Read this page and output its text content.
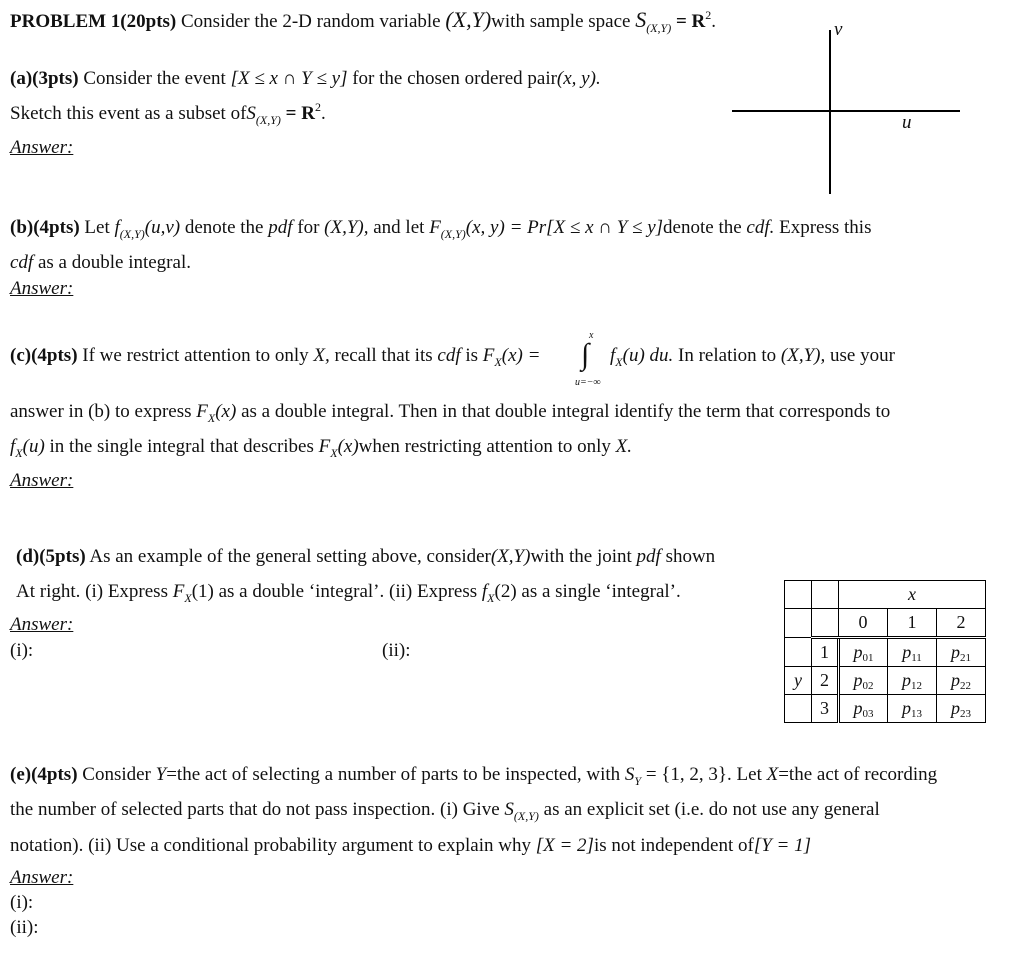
PROBLEM 1(20pts) Consider the 2-D random variable (X,Y)with sample space $S_{(X,Y)} = R^2$.	v
u
(a)(3pts) Consider the event [X ≤ x ∩ Y ≤ y] for the chosen ordered pair(x, y).
Sketch this event as a subset $ofS_{(X,Y)} = R^2$.
Answer:
(b)(4pts) Let $f_{(X,Y)}(u,v)$ denote the pdf for (X,Y), and let $F_{(X,Y)}(x$, y) = Pr[X ≤ x ∩ Y ≤ y]denote the cdf. Express this
cdf as a double integral.
Answer:
(c)(4pts) If we restrict attention to only X, recall that its cdf is $F_X(x)$ =
x
∫
u=−∞
$f_X(u)$ du. In relation to (X,Y), use your
answer in (b) to express $F_X(x)$ as a double integral. Then in that double integral identify the term that corresponds to
$f_X(u)$ in the single integral that describes $F_X(x)when$ restricting attention to only X.
Answer:
(d)(5pts) As an example of the general setting above, consider(X,Y)with the joint pdf shown
At right. (i) Express $F_X(1)$ as a double ‘integral’. (ii) Express $f_X(2)$ as a single ‘integral’.
Answer:
(i):	(ii):
		x		
		0	1	2
	1	p01	p11	p21
y	2	p02	p12	p22
	3	p03	p13	p23
(e)(4pts) Consider Y=the act of selecting a number of parts to be inspected, with $S_Y = \{1$, 2, 3}. Let X=the act of recording
the number of selected parts that do not pass inspection. (i) Give $S_{(X,Y)}$ as an explicit set (i.e. do not use any general
notation). (ii) Use a conditional probability argument to explain why [X = 2]is not independent of[Y = 1]
Answer:
(i):
(ii):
################
Objective.
Pull out each line of the listing that holds the string "attention".

Task output.
(c)(4pts) If we restrict attention to only X, recall that its cdf is $F_X(x)$ =
$f_X(u)$ in the single integral that describes $F_X(x)when$ restricting attention to only X.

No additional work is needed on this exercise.